--- EXERCISE ---
Extract the lines that hold the string "name".

....................

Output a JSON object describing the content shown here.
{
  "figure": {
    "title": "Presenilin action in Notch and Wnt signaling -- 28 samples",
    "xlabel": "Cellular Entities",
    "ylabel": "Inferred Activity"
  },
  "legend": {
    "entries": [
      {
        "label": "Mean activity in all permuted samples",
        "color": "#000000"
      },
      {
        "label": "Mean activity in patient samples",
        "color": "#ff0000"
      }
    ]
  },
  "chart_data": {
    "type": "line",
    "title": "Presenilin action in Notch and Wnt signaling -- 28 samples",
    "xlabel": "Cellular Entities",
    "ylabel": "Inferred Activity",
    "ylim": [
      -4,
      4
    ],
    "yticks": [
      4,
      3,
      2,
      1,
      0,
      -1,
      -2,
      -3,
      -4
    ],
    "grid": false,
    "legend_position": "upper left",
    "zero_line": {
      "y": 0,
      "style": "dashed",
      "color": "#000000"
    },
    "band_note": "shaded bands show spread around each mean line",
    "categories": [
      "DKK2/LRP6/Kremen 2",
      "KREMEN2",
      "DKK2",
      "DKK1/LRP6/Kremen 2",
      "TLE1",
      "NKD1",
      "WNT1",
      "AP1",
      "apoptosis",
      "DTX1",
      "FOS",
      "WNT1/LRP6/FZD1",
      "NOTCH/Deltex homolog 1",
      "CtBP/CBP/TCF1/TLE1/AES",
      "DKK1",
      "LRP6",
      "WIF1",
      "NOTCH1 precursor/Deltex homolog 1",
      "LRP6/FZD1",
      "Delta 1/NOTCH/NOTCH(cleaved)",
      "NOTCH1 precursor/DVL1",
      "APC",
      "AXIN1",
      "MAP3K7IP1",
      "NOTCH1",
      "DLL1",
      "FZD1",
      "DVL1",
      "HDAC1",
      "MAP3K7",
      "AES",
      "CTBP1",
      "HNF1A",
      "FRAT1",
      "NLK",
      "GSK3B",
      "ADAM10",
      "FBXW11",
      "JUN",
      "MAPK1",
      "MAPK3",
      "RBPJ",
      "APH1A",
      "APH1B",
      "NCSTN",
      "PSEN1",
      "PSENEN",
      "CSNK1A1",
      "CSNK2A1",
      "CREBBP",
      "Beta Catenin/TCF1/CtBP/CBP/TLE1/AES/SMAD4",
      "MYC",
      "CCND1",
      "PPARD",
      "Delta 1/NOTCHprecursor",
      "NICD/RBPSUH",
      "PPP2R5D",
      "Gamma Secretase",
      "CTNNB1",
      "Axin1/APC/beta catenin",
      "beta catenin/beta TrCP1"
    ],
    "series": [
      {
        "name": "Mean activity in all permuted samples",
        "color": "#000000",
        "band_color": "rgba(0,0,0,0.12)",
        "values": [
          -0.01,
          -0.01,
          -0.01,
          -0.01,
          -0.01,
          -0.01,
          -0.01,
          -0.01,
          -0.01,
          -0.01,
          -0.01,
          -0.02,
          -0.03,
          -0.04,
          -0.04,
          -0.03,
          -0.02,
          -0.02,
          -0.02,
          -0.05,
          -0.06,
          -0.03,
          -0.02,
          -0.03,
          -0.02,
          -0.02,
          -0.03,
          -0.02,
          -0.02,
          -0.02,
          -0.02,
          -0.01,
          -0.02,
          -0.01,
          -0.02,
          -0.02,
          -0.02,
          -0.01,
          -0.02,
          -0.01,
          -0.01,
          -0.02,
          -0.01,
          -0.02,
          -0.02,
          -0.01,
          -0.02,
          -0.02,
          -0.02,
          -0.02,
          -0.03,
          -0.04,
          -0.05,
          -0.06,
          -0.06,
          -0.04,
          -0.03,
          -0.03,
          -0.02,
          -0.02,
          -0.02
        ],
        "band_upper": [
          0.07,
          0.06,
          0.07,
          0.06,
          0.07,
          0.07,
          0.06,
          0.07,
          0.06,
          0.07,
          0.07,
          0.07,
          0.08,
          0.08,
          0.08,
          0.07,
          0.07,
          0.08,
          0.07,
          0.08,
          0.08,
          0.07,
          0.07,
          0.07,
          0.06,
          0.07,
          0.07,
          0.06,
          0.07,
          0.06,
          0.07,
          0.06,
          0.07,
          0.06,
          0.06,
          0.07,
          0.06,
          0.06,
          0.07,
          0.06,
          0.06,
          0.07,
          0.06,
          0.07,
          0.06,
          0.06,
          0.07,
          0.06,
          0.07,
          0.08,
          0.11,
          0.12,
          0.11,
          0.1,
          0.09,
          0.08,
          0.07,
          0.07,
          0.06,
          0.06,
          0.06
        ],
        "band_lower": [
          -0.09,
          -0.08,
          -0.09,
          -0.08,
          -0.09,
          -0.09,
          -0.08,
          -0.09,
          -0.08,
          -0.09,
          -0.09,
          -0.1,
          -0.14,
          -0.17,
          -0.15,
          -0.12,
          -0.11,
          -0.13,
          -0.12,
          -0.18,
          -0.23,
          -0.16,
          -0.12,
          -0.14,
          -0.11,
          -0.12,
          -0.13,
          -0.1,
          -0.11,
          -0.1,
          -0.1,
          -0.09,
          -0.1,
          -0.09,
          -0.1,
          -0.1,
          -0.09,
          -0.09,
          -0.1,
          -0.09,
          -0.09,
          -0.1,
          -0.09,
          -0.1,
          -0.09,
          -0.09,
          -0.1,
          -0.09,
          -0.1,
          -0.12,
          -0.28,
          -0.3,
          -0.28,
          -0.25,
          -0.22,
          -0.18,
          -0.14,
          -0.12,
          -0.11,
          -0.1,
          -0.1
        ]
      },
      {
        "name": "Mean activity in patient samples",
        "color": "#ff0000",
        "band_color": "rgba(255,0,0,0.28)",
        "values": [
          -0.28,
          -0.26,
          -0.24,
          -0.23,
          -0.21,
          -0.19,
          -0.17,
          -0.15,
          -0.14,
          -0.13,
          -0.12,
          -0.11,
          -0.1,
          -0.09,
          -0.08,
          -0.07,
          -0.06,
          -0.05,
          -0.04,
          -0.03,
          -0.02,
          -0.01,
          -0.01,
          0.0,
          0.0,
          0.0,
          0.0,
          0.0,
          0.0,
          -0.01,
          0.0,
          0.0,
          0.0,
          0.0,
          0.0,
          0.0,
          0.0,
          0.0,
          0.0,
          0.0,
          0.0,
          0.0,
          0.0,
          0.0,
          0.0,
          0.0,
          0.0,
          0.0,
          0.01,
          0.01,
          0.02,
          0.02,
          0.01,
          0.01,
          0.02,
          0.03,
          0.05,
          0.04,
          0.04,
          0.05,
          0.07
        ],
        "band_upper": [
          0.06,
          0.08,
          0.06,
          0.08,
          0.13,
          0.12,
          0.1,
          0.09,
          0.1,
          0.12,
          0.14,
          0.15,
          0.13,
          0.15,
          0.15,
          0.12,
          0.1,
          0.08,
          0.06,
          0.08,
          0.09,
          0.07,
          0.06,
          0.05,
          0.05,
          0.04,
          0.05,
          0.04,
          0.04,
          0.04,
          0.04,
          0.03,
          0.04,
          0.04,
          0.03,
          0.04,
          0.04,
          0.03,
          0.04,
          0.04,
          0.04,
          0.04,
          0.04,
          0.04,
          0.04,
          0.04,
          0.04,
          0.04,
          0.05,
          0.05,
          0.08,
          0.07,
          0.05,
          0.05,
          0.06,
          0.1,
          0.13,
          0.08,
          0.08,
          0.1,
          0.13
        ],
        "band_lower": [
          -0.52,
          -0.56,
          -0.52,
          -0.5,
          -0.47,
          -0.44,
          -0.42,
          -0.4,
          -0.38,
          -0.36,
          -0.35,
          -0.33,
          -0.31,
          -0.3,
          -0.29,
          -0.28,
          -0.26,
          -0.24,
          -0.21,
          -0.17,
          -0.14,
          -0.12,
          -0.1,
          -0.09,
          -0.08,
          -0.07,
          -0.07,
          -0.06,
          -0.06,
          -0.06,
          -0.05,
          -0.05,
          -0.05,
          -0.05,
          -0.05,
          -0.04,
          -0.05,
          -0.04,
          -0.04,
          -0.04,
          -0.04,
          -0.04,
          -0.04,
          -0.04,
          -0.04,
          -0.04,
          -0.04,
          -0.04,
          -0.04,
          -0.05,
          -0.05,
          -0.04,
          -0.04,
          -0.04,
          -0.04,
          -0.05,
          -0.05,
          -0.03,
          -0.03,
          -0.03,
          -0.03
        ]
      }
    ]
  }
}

....................

--- RESPONSE TO THE EXERCISE ---
        "name": "Mean activity in all permuted samples",
        "name": "Mean activity in patient samples",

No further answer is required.